→ **PROBLEM TO SOLVE**:
Can you turn all of the material below into a JSON list of strings, one string per line, leaving out the blank lines?

[Dataset entries]
- - - - -

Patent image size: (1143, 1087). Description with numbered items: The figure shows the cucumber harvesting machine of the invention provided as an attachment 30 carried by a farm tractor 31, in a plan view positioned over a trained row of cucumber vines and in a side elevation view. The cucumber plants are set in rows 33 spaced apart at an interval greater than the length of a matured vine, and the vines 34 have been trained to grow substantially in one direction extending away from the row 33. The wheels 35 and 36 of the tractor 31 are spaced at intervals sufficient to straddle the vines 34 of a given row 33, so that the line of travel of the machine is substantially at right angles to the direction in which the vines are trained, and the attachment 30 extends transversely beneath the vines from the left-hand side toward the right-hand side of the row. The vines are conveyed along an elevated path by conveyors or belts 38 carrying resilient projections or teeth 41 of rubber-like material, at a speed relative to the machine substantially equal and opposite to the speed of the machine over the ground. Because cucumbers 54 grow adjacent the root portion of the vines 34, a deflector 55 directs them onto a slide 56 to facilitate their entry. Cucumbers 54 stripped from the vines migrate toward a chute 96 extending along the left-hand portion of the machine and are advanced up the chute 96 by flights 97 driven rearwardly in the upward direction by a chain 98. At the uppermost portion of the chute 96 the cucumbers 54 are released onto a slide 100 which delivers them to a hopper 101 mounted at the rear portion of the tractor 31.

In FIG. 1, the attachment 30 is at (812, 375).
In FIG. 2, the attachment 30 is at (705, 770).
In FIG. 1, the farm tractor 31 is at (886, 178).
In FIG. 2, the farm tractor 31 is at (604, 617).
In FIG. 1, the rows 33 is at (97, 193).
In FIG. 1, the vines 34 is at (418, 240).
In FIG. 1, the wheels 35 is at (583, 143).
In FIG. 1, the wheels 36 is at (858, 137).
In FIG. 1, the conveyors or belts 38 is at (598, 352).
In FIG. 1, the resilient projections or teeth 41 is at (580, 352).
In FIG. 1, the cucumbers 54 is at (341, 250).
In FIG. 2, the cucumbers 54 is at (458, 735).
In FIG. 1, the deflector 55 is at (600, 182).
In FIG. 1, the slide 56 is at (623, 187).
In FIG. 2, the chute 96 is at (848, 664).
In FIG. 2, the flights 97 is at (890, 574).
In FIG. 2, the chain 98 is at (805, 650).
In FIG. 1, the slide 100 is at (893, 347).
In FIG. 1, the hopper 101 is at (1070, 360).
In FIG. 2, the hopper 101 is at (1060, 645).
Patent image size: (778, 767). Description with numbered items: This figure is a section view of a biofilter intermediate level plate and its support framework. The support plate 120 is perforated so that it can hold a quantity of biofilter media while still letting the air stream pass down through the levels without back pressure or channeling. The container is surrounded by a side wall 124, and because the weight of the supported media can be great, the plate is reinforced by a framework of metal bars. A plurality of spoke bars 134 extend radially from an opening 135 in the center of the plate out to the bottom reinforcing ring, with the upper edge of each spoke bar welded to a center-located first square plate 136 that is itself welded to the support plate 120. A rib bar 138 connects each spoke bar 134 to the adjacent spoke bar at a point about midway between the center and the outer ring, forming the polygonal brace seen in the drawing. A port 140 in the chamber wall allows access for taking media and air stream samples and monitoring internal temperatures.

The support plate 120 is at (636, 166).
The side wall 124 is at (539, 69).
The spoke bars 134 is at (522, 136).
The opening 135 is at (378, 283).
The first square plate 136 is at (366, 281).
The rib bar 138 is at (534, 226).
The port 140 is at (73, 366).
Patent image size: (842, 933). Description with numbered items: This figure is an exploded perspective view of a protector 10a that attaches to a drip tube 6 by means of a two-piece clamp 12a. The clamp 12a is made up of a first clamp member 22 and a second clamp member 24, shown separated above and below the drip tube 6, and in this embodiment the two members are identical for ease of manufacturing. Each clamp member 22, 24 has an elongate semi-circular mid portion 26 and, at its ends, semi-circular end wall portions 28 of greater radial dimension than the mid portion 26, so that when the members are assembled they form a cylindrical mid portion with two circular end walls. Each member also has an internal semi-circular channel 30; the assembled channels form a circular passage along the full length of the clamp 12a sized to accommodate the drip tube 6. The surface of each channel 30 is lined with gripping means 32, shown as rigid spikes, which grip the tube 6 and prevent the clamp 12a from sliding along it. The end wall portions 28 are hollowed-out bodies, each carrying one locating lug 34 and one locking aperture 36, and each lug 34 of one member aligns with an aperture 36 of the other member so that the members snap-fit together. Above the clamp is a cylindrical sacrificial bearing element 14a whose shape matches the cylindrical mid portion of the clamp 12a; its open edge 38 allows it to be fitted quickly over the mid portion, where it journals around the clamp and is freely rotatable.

- - - - -

→ **EXERCISE SOLUTION**:
[
  "Patent image size: (1143, 1087). Description with numbered items: The figure shows the cucumber harvesting machine of the invention provided as an attachment 30 carried by a farm tractor 31, in a plan view positioned over a trained row of cucumber vines and in a side elevation view. The cucumber plants are set in rows 33 spaced apart at an interval greater than the length of a matured vine, and the vines 34 have been trained to grow substantially in one direction extending away from the row 33. The wheels 35 and 36 of the tractor 31 are spaced at intervals sufficient to straddle the vines 34 of a given row 33, so that the line of travel of the machine is substantially at right angles to the direction in which the vines are trained, and the attachment 30 extends transversely beneath the vines from the left-hand side toward the right-hand side of the row. The vines are conveyed along an elevated path by conveyors or belts 38 carrying resilient projections or teeth 41 of rubber-like material, at a speed relative to the machine substantially equal and opposite to the speed of the machine over the ground. Because cucumbers 54 grow adjacent the root portion of the vines 34, a deflector 55 directs them onto a slide 56 to facilitate their entry. Cucumbers 54 stripped from the vines migrate toward a chute 96 extending along the left-hand portion of the machine and are advanced up the chute 96 by flights 97 driven rearwardly in the upward direction by a chain 98. At the uppermost portion of the chute 96 the cucumbers 54 are released onto a slide 100 which delivers them to a hopper 101 mounted at the rear portion of the tractor 31.",
  "In FIG. 1, the attachment 30 is at (812, 375).",
  "In FIG. 2, the attachment 30 is at (705, 770).",
  "In FIG. 1, the farm tractor 31 is at (886, 178).",
  "In FIG. 2, the farm tractor 31 is at (604, 617).",
  "In FIG. 1, the rows 33 is at (97, 193).",
  "In FIG. 1, the vines 34 is at (418, 240).",
  "In FIG. 1, the wheels 35 is at (583, 143).",
  "In FIG. 1, the wheels 36 is at (858, 137).",
  "In FIG. 1, the conveyors or belts 38 is at (598, 352).",
  "In FIG. 1, the resilient projections or teeth 41 is at (580, 352).",
  "In FIG. 1, the cucumbers 54 is at (341, 250).",
  "In FIG. 2, the cucumbers 54 is at (458, 735).",
  "In FIG. 1, the deflector 55 is at (600, 182).",
  "In FIG. 1, the slide 56 is at (623, 187).",
  "In FIG. 2, the chute 96 is at (848, 664).",
  "In FIG. 2, the flights 97 is at (890, 574).",
  "In FIG. 2, the chain 98 is at (805, 650).",
  "In FIG. 1, the slide 100 is at (893, 347).",
  "In FIG. 1, the hopper 101 is at (1070, 360).",
  "In FIG. 2, the hopper 101 is at (1060, 645).",
  "Patent image size: (778, 767). Description with numbered items: This figure is a section view of a biofilter intermediate level plate and its support framework. The support plate 120 is perforated so that it can hold a quantity of biofilter media while still letting the air stream pass down through the levels without back pressure or channeling. The container is surrounded by a side wall 124, and because the weight of the supported media can be great, the plate is reinforced by a framework of metal bars. A plurality of spoke bars 134 extend radially from an opening 135 in the center of the plate out to the bottom reinforcing ring, with the upper edge of each spoke bar welded to a center-located first square plate 136 that is itself welded to the support plate 120. A rib bar 138 connects each spoke bar 134 to the adjacent spoke bar at a point about midway between the center and the outer ring, forming the polygonal brace seen in the drawing. A port 140 in the chamber wall allows access for taking media and air stream samples and monitoring internal temperatures.",
  "The support plate 120 is at (636, 166).",
  "The side wall 124 is at (539, 69).",
  "The spoke bars 134 is at (522, 136).",
  "The opening 135 is at (378, 283).",
  "The first square plate 136 is at (366, 281).",
  "The rib bar 138 is at (534, 226).",
  "The port 140 is at (73, 366).",
  "Patent image size: (842, 933). Description with numbered items: This figure is an exploded perspective view of a protector 10a that attaches to a drip tube 6 by means of a two-piece clamp 12a. The clamp 12a is made up of a first clamp member 22 and a second clamp member 24, shown separated above and below the drip tube 6, and in this embodiment the two members are identical for ease of manufacturing. Each clamp member 22, 24 has an elongate semi-circular mid portion 26 and, at its ends, semi-circular end wall portions 28 of greater radial dimension than the mid portion 26, so that when the members are assembled they form a cylindrical mid portion with two circular end walls. Each member also has an internal semi-circular channel 30; the assembled channels form a circular passage along the full length of the clamp 12a sized to accommodate the drip tube 6. The surface of each channel 30 is lined with gripping means 32, shown as rigid spikes, which grip the tube 6 and prevent the clamp 12a from sliding along it. The end wall portions 28 are hollowed-out bodies, each carrying one locating lug 34 and one locking aperture 36, and each lug 34 of one member aligns with an aperture 36 of the other member so that the members snap-fit together. Above the clamp is a cylindrical sacrificial bearing element 14a whose shape matches the cylindrical mid portion of the clamp 12a; its open edge 38 allows it to be fitted quickly over the mid portion, where it journals around the clamp and is freely rotatable."
]